DATA SUPPLIED:
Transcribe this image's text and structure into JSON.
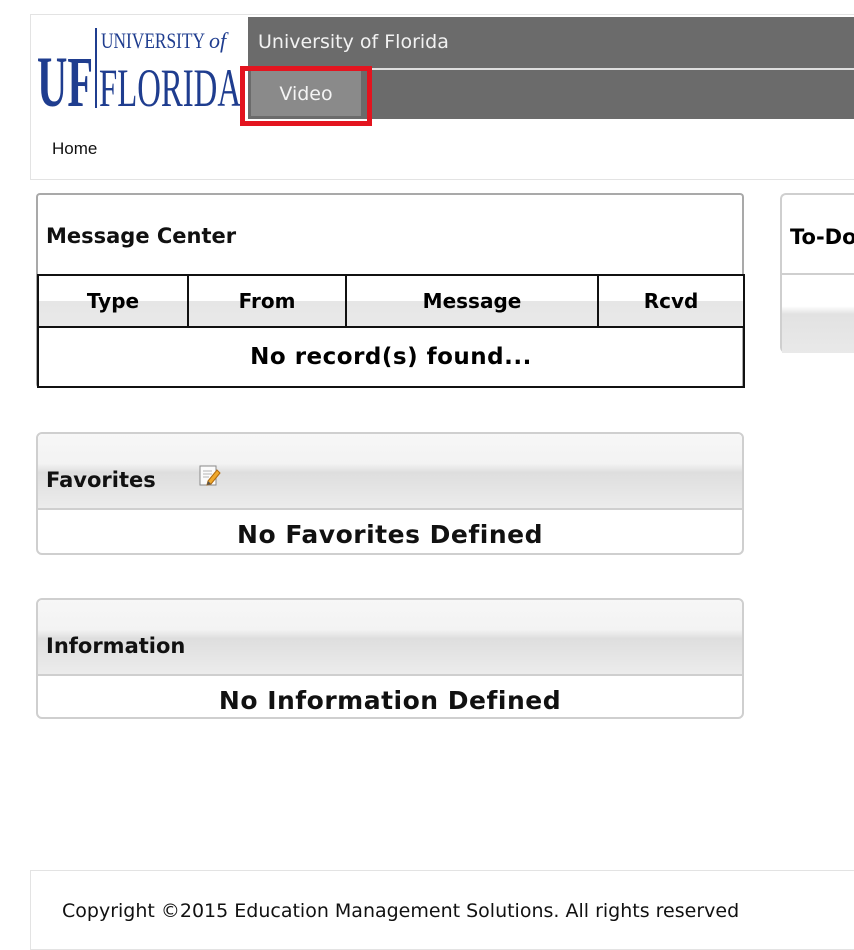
{
  "header": {
    "logo_alt": "UF UNIVERSITY of FLORIDA",
    "site_title": "University of Florida",
    "nav_tab": "Video"
  },
  "breadcrumb": "Home",
  "message_center": {
    "title": "Message Center",
    "columns": [
      "Type",
      "From",
      "Message",
      "Rcvd"
    ],
    "empty_text": "No record(s) found..."
  },
  "todo": {
    "title": "To-Do"
  },
  "favorites": {
    "title": "Favorites",
    "empty_text": "No Favorites Defined"
  },
  "information": {
    "title": "Information",
    "empty_text": "No Information Defined"
  },
  "footer": {
    "copyright": "Copyright ©2015 Education Management Solutions. All rights reserved"
  },
  "colors": {
    "uf_blue": "#1f3d8f",
    "header_gray": "#6b6b6b",
    "highlight_red": "#e3141f"
  },
  "icons": {
    "favorites_edit": "edit-note-icon"
  }
}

OBJECTIVE: Going through the data above, count the lines where the string "Defined" appears, and answer with only that number.

OUTPUT OF THE TASK: 2